## Begin Data supplied

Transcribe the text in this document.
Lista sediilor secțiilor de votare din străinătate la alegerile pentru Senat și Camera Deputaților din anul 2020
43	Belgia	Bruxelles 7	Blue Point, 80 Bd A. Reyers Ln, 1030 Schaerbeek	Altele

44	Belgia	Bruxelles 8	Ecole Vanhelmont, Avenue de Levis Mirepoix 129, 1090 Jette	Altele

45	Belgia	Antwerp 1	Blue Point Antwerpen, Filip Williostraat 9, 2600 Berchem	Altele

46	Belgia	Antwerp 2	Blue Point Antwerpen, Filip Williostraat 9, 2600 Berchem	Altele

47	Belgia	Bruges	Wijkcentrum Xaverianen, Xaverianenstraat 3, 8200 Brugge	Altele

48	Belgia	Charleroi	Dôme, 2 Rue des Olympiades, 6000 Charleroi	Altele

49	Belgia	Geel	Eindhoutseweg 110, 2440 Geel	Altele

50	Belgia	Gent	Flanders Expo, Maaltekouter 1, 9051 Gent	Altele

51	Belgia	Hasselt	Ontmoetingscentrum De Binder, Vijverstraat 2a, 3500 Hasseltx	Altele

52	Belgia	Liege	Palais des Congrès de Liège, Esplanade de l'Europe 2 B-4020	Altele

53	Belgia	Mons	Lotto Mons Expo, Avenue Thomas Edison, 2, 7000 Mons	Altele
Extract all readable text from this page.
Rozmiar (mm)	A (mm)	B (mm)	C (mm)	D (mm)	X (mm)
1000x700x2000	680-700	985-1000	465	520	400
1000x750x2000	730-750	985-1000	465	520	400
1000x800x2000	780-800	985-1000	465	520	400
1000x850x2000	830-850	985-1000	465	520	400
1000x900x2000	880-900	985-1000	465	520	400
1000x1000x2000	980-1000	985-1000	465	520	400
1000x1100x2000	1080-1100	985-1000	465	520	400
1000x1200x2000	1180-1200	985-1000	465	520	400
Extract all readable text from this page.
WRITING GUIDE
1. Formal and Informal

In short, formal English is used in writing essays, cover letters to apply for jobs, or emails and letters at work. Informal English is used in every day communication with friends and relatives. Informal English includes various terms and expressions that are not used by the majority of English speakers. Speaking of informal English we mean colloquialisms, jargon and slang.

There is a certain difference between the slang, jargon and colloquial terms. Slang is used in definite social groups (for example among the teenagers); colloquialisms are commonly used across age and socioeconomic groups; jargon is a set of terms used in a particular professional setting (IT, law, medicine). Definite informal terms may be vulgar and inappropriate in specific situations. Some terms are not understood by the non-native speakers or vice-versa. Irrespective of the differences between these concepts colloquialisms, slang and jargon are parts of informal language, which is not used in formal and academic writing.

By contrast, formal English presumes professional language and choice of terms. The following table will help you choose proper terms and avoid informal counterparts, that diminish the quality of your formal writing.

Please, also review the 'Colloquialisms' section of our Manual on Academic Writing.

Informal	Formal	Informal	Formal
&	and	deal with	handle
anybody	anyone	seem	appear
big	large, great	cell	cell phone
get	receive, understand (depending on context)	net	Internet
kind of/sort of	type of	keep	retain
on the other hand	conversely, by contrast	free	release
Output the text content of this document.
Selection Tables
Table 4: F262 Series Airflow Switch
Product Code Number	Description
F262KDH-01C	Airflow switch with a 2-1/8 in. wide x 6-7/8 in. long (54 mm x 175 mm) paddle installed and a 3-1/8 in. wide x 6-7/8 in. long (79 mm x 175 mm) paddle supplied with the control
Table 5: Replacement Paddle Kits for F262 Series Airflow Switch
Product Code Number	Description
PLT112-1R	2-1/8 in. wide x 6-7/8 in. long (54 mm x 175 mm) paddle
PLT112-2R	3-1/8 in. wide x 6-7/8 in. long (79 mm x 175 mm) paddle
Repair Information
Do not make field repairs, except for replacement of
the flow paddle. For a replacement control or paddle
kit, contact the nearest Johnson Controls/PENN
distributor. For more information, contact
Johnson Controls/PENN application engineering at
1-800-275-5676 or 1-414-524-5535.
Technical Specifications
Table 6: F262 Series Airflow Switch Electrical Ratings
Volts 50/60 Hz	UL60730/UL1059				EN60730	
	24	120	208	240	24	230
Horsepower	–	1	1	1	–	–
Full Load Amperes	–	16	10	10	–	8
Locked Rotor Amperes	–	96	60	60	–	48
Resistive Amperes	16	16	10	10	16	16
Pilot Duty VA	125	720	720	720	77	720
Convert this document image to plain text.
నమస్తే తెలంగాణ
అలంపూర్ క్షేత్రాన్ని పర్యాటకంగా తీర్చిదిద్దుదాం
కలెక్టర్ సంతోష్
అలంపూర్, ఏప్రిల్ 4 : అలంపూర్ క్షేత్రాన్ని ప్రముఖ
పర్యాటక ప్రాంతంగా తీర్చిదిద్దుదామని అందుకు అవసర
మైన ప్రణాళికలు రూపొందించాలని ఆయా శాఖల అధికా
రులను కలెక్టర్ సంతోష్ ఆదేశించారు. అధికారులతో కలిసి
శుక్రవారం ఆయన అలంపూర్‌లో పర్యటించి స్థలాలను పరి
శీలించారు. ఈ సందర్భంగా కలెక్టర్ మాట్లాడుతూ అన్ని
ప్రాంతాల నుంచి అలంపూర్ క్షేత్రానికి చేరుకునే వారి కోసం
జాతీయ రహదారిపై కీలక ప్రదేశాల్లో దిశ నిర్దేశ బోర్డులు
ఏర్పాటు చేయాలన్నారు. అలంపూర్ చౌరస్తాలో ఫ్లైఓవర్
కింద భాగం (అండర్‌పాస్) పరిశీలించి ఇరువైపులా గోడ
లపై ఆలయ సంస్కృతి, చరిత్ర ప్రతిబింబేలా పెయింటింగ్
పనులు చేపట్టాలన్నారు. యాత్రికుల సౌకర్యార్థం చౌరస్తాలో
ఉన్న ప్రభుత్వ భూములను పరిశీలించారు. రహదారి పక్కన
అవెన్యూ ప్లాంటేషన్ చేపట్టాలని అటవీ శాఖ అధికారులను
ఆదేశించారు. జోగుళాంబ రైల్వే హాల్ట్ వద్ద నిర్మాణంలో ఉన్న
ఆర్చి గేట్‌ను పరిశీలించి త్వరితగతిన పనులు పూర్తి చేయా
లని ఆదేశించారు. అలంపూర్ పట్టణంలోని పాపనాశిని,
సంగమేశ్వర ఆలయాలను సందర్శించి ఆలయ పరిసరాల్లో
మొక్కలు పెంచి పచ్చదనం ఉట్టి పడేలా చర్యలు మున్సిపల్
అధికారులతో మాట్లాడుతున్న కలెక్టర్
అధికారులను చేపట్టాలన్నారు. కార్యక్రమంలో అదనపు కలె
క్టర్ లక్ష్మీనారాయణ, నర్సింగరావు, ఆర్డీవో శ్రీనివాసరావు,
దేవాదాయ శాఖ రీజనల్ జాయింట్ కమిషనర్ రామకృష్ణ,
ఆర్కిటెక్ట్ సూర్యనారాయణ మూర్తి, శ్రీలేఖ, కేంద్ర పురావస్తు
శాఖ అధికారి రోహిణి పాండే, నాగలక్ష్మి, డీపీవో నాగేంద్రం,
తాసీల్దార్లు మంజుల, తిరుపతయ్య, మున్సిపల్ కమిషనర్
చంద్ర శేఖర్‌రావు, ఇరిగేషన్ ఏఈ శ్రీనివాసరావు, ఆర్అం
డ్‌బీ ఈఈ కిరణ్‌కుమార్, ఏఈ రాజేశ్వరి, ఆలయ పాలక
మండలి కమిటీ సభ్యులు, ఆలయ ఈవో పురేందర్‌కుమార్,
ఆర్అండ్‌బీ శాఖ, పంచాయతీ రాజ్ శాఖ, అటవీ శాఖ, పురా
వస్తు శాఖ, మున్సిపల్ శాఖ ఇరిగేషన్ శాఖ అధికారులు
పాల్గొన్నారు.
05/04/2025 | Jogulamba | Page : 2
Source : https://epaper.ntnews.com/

## End Data supplied

→ Instructions to follow
In the data above, count the lines where the word "Berchem" appears; reply with the number only.

→ Full output
2